#### [WHAT YOU ARE ASKED TO DO]
The records that follow should be retyped word for word.

#### [DATA ROWS]
__________________________________________________

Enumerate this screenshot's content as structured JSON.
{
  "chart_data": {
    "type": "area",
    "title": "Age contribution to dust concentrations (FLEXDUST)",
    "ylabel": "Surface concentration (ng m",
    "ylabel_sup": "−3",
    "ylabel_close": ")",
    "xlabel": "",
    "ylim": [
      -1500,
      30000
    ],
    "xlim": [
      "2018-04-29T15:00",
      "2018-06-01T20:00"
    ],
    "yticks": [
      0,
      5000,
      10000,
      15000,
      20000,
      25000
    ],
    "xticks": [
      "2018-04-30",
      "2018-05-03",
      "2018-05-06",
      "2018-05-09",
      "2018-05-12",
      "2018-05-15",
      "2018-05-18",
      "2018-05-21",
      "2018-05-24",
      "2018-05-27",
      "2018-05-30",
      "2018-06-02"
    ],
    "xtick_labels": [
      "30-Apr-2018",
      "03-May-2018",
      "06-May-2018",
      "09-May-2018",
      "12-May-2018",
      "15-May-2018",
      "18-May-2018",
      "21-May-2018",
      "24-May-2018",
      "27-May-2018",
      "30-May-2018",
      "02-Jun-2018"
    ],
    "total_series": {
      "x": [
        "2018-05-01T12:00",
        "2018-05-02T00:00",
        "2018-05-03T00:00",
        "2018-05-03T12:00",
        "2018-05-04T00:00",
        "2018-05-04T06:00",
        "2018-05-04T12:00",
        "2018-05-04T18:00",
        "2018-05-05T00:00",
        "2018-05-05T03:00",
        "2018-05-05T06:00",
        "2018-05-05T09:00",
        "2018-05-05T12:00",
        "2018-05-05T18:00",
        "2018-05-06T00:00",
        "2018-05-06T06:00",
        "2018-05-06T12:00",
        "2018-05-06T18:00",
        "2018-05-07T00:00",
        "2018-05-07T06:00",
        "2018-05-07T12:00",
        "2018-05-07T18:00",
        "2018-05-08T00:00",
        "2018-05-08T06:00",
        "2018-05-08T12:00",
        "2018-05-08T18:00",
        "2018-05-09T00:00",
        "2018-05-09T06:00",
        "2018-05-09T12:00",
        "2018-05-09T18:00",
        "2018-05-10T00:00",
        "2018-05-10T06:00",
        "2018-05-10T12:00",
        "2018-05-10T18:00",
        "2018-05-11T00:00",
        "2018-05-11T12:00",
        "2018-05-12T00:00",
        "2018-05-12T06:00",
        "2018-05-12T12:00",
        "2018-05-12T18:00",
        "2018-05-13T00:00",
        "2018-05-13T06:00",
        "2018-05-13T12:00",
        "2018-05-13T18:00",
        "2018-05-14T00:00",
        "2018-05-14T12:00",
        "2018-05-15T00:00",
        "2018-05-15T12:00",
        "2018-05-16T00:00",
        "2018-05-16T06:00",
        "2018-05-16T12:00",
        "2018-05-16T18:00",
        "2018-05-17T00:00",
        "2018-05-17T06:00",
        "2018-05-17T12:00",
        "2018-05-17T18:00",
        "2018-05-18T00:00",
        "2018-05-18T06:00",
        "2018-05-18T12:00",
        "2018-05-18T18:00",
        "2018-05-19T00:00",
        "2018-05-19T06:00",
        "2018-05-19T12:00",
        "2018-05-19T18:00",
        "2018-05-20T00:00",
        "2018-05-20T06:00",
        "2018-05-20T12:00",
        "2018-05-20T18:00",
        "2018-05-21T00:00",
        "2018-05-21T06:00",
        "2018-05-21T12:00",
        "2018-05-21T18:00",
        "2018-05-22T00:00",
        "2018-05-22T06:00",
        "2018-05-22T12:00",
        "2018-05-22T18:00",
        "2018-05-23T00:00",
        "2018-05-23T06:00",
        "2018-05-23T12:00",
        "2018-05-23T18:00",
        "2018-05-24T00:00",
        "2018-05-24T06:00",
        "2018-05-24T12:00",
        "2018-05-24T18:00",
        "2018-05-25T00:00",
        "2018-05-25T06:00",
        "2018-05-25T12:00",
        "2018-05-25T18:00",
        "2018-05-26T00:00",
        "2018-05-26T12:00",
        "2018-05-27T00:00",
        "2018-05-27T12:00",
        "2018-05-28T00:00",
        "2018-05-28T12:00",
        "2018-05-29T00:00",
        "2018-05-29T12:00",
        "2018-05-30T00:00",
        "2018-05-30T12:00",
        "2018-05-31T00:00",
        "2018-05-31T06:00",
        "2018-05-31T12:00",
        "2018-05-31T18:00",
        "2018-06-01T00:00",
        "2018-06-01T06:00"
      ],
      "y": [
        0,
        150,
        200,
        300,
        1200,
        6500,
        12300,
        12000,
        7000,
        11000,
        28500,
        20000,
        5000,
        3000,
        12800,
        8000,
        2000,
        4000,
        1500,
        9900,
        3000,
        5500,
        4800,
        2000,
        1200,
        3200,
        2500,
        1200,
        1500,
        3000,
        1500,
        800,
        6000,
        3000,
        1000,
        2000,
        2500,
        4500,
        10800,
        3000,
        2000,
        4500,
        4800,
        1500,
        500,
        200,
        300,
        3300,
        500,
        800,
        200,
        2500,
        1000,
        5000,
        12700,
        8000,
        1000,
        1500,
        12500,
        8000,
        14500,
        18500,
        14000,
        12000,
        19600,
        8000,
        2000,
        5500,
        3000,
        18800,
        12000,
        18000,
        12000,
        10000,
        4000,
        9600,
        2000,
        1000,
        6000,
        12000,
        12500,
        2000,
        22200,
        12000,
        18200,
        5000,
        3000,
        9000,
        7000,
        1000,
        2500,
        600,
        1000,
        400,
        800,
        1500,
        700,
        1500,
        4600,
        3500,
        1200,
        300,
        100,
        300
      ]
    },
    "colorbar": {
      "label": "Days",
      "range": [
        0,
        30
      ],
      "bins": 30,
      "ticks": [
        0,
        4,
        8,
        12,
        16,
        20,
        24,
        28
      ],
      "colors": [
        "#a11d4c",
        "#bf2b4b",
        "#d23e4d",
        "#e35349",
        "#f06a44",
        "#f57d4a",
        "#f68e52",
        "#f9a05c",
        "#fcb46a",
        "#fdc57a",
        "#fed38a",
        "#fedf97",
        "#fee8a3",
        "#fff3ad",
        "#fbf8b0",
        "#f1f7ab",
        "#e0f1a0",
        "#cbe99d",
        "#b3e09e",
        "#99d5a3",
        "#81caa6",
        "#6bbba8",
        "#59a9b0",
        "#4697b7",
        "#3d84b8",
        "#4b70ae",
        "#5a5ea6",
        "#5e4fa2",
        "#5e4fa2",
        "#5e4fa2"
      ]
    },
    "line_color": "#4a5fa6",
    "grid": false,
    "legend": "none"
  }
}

__________________________________________________

#### [OUTPUT FOR THIS TASK]
Enumerate this screenshot's content as structured JSON.
{
  "chart_data": {
    "type": "area",
    "title": "Age contribution to dust concentrations (FLEXDUST)",
    "ylabel": "Surface concentration (ng m",
    "ylabel_sup": "−3",
    "ylabel_close": ")",
    "xlabel": "",
    "ylim": [
      -1500,
      30000
    ],
    "xlim": [
      "2018-04-29T15:00",
      "2018-06-01T20:00"
    ],
    "yticks": [
      0,
      5000,
      10000,
      15000,
      20000,
      25000
    ],
    "xticks": [
      "2018-04-30",
      "2018-05-03",
      "2018-05-06",
      "2018-05-09",
      "2018-05-12",
      "2018-05-15",
      "2018-05-18",
      "2018-05-21",
      "2018-05-24",
      "2018-05-27",
      "2018-05-30",
      "2018-06-02"
    ],
    "xtick_labels": [
      "30-Apr-2018",
      "03-May-2018",
      "06-May-2018",
      "09-May-2018",
      "12-May-2018",
      "15-May-2018",
      "18-May-2018",
      "21-May-2018",
      "24-May-2018",
      "27-May-2018",
      "30-May-2018",
      "02-Jun-2018"
    ],
    "total_series": {
      "x": [
        "2018-05-01T12:00",
        "2018-05-02T00:00",
        "2018-05-03T00:00",
        "2018-05-03T12:00",
        "2018-05-04T00:00",
        "2018-05-04T06:00",
        "2018-05-04T12:00",
        "2018-05-04T18:00",
        "2018-05-05T00:00",
        "2018-05-05T03:00",
        "2018-05-05T06:00",
        "2018-05-05T09:00",
        "2018-05-05T12:00",
        "2018-05-05T18:00",
        "2018-05-06T00:00",
        "2018-05-06T06:00",
        "2018-05-06T12:00",
        "2018-05-06T18:00",
        "2018-05-07T00:00",
        "2018-05-07T06:00",
        "2018-05-07T12:00",
        "2018-05-07T18:00",
        "2018-05-08T00:00",
        "2018-05-08T06:00",
        "2018-05-08T12:00",
        "2018-05-08T18:00",
        "2018-05-09T00:00",
        "2018-05-09T06:00",
        "2018-05-09T12:00",
        "2018-05-09T18:00",
        "2018-05-10T00:00",
        "2018-05-10T06:00",
        "2018-05-10T12:00",
        "2018-05-10T18:00",
        "2018-05-11T00:00",
        "2018-05-11T12:00",
        "2018-05-12T00:00",
        "2018-05-12T06:00",
        "2018-05-12T12:00",
        "2018-05-12T18:00",
        "2018-05-13T00:00",
        "2018-05-13T06:00",
        "2018-05-13T12:00",
        "2018-05-13T18:00",
        "2018-05-14T00:00",
        "2018-05-14T12:00",
        "2018-05-15T00:00",
        "2018-05-15T12:00",
        "2018-05-16T00:00",
        "2018-05-16T06:00",
        "2018-05-16T12:00",
        "2018-05-16T18:00",
        "2018-05-17T00:00",
        "2018-05-17T06:00",
        "2018-05-17T12:00",
        "2018-05-17T18:00",
        "2018-05-18T00:00",
        "2018-05-18T06:00",
        "2018-05-18T12:00",
        "2018-05-18T18:00",
        "2018-05-19T00:00",
        "2018-05-19T06:00",
        "2018-05-19T12:00",
        "2018-05-19T18:00",
        "2018-05-20T00:00",
        "2018-05-20T06:00",
        "2018-05-20T12:00",
        "2018-05-20T18:00",
        "2018-05-21T00:00",
        "2018-05-21T06:00",
        "2018-05-21T12:00",
        "2018-05-21T18:00",
        "2018-05-22T00:00",
        "2018-05-22T06:00",
        "2018-05-22T12:00",
        "2018-05-22T18:00",
        "2018-05-23T00:00",
        "2018-05-23T06:00",
        "2018-05-23T12:00",
        "2018-05-23T18:00",
        "2018-05-24T00:00",
        "2018-05-24T06:00",
        "2018-05-24T12:00",
        "2018-05-24T18:00",
        "2018-05-25T00:00",
        "2018-05-25T06:00",
        "2018-05-25T12:00",
        "2018-05-25T18:00",
        "2018-05-26T00:00",
        "2018-05-26T12:00",
        "2018-05-27T00:00",
        "2018-05-27T12:00",
        "2018-05-28T00:00",
        "2018-05-28T12:00",
        "2018-05-29T00:00",
        "2018-05-29T12:00",
        "2018-05-30T00:00",
        "2018-05-30T12:00",
        "2018-05-31T00:00",
        "2018-05-31T06:00",
        "2018-05-31T12:00",
        "2018-05-31T18:00",
        "2018-06-01T00:00",
        "2018-06-01T06:00"
      ],
      "y": [
        0,
        150,
        200,
        300,
        1200,
        6500,
        12300,
        12000,
        7000,
        11000,
        28500,
        20000,
        5000,
        3000,
        12800,
        8000,
        2000,
        4000,
        1500,
        9900,
        3000,
        5500,
        4800,
        2000,
        1200,
        3200,
        2500,
        1200,
        1500,
        3000,
        1500,
        800,
        6000,
        3000,
        1000,
        2000,
        2500,
        4500,
        10800,
        3000,
        2000,
        4500,
        4800,
        1500,
        500,
        200,
        300,
        3300,
        500,
        800,
        200,
        2500,
        1000,
        5000,
        12700,
        8000,
        1000,
        1500,
        12500,
        8000,
        14500,
        18500,
        14000,
        12000,
        19600,
        8000,
        2000,
        5500,
        3000,
        18800,
        12000,
        18000,
        12000,
        10000,
        4000,
        9600,
        2000,
        1000,
        6000,
        12000,
        12500,
        2000,
        22200,
        12000,
        18200,
        5000,
        3000,
        9000,
        7000,
        1000,
        2500,
        600,
        1000,
        400,
        800,
        1500,
        700,
        1500,
        4600,
        3500,
        1200,
        300,
        100,
        300
      ]
    },
    "colorbar": {
      "label": "Days",
      "range": [
        0,
        30
      ],
      "bins": 30,
      "ticks": [
        0,
        4,
        8,
        12,
        16,
        20,
        24,
        28
      ],
      "colors": [
        "#a11d4c",
        "#bf2b4b",
        "#d23e4d",
        "#e35349",
        "#f06a44",
        "#f57d4a",
        "#f68e52",
        "#f9a05c",
        "#fcb46a",
        "#fdc57a",
        "#fed38a",
        "#fedf97",
        "#fee8a3",
        "#fff3ad",
        "#fbf8b0",
        "#f1f7ab",
        "#e0f1a0",
        "#cbe99d",
        "#b3e09e",
        "#99d5a3",
        "#81caa6",
        "#6bbba8",
        "#59a9b0",
        "#4697b7",
        "#3d84b8",
        "#4b70ae",
        "#5a5ea6",
        "#5e4fa2",
        "#5e4fa2",
        "#5e4fa2"
      ]
    },
    "line_color": "#4a5fa6",
    "grid": false,
    "legend": "none"
  }
}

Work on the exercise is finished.